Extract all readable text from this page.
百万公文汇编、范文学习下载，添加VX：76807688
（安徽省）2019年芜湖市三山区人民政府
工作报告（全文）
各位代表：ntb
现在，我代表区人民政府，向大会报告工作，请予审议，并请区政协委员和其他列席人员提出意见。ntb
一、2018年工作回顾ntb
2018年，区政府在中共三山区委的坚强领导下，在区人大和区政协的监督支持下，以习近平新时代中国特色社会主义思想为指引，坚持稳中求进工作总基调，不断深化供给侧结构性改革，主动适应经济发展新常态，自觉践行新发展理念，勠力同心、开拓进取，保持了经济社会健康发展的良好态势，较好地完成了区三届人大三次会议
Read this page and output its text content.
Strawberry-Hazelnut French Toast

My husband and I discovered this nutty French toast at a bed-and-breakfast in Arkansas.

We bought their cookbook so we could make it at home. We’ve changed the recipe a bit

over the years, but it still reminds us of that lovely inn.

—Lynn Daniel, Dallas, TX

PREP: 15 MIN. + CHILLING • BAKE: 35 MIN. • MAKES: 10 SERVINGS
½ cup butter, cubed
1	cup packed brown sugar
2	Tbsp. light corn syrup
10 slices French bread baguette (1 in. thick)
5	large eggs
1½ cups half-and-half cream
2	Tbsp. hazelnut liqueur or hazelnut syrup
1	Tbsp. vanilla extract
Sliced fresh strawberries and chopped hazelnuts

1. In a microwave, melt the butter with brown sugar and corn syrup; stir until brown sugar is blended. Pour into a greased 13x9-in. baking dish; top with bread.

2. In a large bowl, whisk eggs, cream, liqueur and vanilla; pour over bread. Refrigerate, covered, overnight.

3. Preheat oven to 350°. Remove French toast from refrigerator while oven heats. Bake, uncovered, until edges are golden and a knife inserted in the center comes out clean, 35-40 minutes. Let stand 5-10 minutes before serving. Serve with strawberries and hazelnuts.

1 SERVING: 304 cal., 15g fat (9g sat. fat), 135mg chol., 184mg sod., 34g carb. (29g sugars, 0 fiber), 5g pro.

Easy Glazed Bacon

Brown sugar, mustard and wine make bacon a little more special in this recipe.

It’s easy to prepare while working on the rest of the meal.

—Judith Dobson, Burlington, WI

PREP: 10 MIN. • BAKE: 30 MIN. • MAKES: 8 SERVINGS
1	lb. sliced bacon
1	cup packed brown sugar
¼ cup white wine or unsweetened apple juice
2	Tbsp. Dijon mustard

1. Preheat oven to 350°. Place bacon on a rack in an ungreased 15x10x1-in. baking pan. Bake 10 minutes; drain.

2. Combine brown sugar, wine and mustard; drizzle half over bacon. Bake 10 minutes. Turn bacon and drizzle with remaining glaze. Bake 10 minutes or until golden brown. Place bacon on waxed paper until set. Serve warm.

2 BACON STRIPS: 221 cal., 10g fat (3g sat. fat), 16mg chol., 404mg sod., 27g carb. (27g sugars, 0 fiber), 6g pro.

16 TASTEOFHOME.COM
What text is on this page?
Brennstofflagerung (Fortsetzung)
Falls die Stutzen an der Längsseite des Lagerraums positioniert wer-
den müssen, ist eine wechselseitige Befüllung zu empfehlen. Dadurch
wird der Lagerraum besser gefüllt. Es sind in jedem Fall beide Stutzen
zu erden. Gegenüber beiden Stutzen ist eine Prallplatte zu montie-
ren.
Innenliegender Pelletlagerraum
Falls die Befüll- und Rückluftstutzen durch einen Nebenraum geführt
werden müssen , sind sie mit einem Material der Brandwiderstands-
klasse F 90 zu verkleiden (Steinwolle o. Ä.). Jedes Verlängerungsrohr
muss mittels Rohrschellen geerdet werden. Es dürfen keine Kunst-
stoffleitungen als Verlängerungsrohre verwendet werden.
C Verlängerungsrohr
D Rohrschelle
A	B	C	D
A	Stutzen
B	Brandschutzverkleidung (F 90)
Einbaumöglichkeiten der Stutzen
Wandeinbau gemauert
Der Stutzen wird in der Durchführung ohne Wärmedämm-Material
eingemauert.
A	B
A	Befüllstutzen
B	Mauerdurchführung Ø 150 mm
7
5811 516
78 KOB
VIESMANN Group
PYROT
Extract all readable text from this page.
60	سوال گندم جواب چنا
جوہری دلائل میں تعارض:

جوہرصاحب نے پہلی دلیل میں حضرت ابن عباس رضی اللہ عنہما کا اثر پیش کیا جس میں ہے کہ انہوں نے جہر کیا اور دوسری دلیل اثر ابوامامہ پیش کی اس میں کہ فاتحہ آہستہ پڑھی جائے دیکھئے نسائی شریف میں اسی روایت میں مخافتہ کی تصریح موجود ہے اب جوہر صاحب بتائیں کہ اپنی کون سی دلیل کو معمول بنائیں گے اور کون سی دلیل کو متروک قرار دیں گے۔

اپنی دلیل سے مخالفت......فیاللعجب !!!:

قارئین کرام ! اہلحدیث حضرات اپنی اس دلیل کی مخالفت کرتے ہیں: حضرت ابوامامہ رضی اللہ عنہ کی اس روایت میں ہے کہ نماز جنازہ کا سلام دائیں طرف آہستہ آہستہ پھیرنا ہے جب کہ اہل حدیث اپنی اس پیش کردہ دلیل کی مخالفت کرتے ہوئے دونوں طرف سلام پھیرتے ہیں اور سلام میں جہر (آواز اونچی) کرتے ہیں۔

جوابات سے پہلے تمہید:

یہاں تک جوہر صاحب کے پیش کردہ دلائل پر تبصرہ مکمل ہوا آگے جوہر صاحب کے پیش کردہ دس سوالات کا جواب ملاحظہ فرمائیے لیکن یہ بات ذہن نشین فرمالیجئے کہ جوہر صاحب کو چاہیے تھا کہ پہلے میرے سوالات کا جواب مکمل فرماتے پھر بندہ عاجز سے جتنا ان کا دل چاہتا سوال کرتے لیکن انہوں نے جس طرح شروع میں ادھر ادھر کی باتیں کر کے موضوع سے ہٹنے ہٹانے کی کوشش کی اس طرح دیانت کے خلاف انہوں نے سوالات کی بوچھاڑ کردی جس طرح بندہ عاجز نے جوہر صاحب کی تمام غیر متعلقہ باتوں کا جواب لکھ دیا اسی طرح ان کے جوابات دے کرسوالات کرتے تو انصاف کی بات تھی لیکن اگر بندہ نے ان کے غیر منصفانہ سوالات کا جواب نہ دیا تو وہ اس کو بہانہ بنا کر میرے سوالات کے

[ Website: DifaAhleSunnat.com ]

+--

◆ Work to do
Look through the entries above and report each line where the string "this" occurs.

◆ The completed task
Extract all readable text from this page.
Read this page and output its text content.
My husband and I discovered this nutty French toast at a bed-and-breakfast in Arkansas.
Brown sugar, mustard and wine make bacon a little more special in this recipe.
What text is on this page?
Extract all readable text from this page.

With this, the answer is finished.